§ **Problem statement**: Reproduce the records below exactly as they appear, omitting any pictures they contain.

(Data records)
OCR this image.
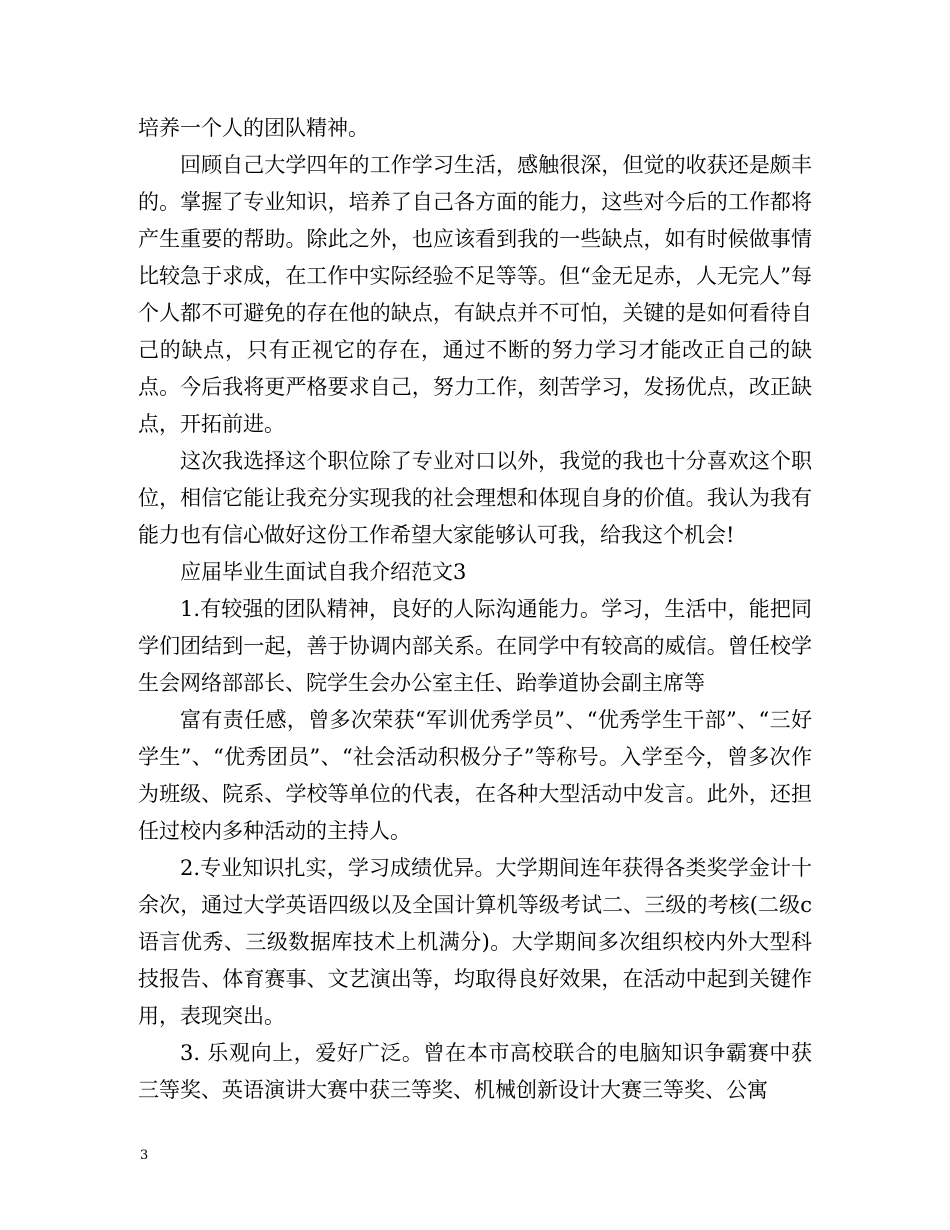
培养一个人的团队精神。

回顾自己大学四年的工作学习生活，感触很深，但觉的收获还是颇丰的。掌握了专业知识，培养了自己各方面的能力，这些对今后的工作都将产生重要的帮助。除此之外，也应该看到我的一些缺点，如有时候做事情比较急于求成，在工作中实际经验不足等等。但“金无足赤，人无完人”每个人都不可避免的存在他的缺点，有缺点并不可怕，关键的是如何看待自己的缺点，只有正视它的存在，通过不断的努力学习才能改正自己的缺点。今后我将更严格要求自己，努力工作，刻苦学习，发扬优点，改正缺点，开拓前进。

这次我选择这个职位除了专业对口以外，我觉的我也十分喜欢这个职位，相信它能让我充分实现我的社会理想和体现自身的价值。我认为我有能力也有信心做好这份工作希望大家能够认可我，给我这个机会!

应届毕业生面试自我介绍范文3

1.有较强的团队精神，良好的人际沟通能力。学习，生活中，能把同学们团结到一起，善于协调内部关系。在同学中有较高的威信。曾任校学生会网络部部长、院学生会办公室主任、跆拳道协会副主席等

富有责任感，曾多次荣获“军训优秀学员”、“优秀学生干部”、“三好学生”、“优秀团员”、“社会活动积极分子”等称号。入学至今，曾多次作为班级、院系、学校等单位的代表，在各种大型活动中发言。此外，还担任过校内多种活动的主持人。

2.专业知识扎实，学习成绩优异。大学期间连年获得各类奖学金计十余次，通过大学英语四级以及全国计算机等级考试二、三级的考核(二级c语言优秀、三级数据库技术上机满分)。大学期间多次组织校内外大型科技报告、体育赛事、文艺演出等，均取得良好效果，在活动中起到关键作用，表现突出。

3. 乐观向上，爱好广泛。曾在本市高校联合的电脑知识争霸赛中获三等奖、英语演讲大赛中获三等奖、机械创新设计大赛三等奖、公寓

3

§ **Response**:
OCR this image.
培养一个人的团队精神。

回顾自己大学四年的工作学习生活，感触很深，但觉的收获还是颇丰的。掌握了专业知识，培养了自己各方面的能力，这些对今后的工作都将产生重要的帮助。除此之外，也应该看到我的一些缺点，如有时候做事情比较急于求成，在工作中实际经验不足等等。但“金无足赤，人无完人”每个人都不可避免的存在他的缺点，有缺点并不可怕，关键的是如何看待自己的缺点，只有正视它的存在，通过不断的努力学习才能改正自己的缺点。今后我将更严格要求自己，努力工作，刻苦学习，发扬优点，改正缺点，开拓前进。

这次我选择这个职位除了专业对口以外，我觉的我也十分喜欢这个职位，相信它能让我充分实现我的社会理想和体现自身的价值。我认为我有能力也有信心做好这份工作希望大家能够认可我，给我这个机会!

应届毕业生面试自我介绍范文3

1.有较强的团队精神，良好的人际沟通能力。学习，生活中，能把同学们团结到一起，善于协调内部关系。在同学中有较高的威信。曾任校学生会网络部部长、院学生会办公室主任、跆拳道协会副主席等

富有责任感，曾多次荣获“军训优秀学员”、“优秀学生干部”、“三好学生”、“优秀团员”、“社会活动积极分子”等称号。入学至今，曾多次作为班级、院系、学校等单位的代表，在各种大型活动中发言。此外，还担任过校内多种活动的主持人。

2.专业知识扎实，学习成绩优异。大学期间连年获得各类奖学金计十余次，通过大学英语四级以及全国计算机等级考试二、三级的考核(二级c语言优秀、三级数据库技术上机满分)。大学期间多次组织校内外大型科技报告、体育赛事、文艺演出等，均取得良好效果，在活动中起到关键作用，表现突出。

3. 乐观向上，爱好广泛。曾在本市高校联合的电脑知识争霸赛中获三等奖、英语演讲大赛中获三等奖、机械创新设计大赛三等奖、公寓

3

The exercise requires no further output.